_WORK INSTRUCTIONS_
Reproduce every record below exactly as it appears.

_Figure record listings_
################

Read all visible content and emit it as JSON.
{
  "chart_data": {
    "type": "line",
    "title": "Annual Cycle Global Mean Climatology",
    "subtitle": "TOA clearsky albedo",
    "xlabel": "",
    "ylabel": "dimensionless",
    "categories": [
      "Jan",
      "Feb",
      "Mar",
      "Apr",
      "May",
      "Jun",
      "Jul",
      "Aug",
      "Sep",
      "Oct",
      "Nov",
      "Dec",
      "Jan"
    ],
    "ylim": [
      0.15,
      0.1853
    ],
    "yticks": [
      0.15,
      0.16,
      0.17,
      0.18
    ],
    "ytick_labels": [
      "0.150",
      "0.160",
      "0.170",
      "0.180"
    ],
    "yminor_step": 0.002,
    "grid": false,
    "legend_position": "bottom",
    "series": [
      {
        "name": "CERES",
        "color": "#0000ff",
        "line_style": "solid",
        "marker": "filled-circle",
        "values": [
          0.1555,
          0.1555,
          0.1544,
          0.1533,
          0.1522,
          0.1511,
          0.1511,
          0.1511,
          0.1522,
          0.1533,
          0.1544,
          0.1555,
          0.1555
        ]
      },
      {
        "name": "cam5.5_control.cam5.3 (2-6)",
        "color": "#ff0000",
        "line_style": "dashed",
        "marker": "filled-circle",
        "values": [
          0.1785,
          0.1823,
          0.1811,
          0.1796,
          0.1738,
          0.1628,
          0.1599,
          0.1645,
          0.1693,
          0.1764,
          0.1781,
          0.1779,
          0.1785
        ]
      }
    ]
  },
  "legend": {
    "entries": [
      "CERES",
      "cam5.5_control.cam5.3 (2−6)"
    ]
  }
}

################

_FULL OUTPUT_
Read all visible content and emit it as JSON.
{
  "chart_data": {
    "type": "line",
    "title": "Annual Cycle Global Mean Climatology",
    "subtitle": "TOA clearsky albedo",
    "xlabel": "",
    "ylabel": "dimensionless",
    "categories": [
      "Jan",
      "Feb",
      "Mar",
      "Apr",
      "May",
      "Jun",
      "Jul",
      "Aug",
      "Sep",
      "Oct",
      "Nov",
      "Dec",
      "Jan"
    ],
    "ylim": [
      0.15,
      0.1853
    ],
    "yticks": [
      0.15,
      0.16,
      0.17,
      0.18
    ],
    "ytick_labels": [
      "0.150",
      "0.160",
      "0.170",
      "0.180"
    ],
    "yminor_step": 0.002,
    "grid": false,
    "legend_position": "bottom",
    "series": [
      {
        "name": "CERES",
        "color": "#0000ff",
        "line_style": "solid",
        "marker": "filled-circle",
        "values": [
          0.1555,
          0.1555,
          0.1544,
          0.1533,
          0.1522,
          0.1511,
          0.1511,
          0.1511,
          0.1522,
          0.1533,
          0.1544,
          0.1555,
          0.1555
        ]
      },
      {
        "name": "cam5.5_control.cam5.3 (2-6)",
        "color": "#ff0000",
        "line_style": "dashed",
        "marker": "filled-circle",
        "values": [
          0.1785,
          0.1823,
          0.1811,
          0.1796,
          0.1738,
          0.1628,
          0.1599,
          0.1645,
          0.1693,
          0.1764,
          0.1781,
          0.1779,
          0.1785
        ]
      }
    ]
  },
  "legend": {
    "entries": [
      "CERES",
      "cam5.5_control.cam5.3 (2−6)"
    ]
  }
}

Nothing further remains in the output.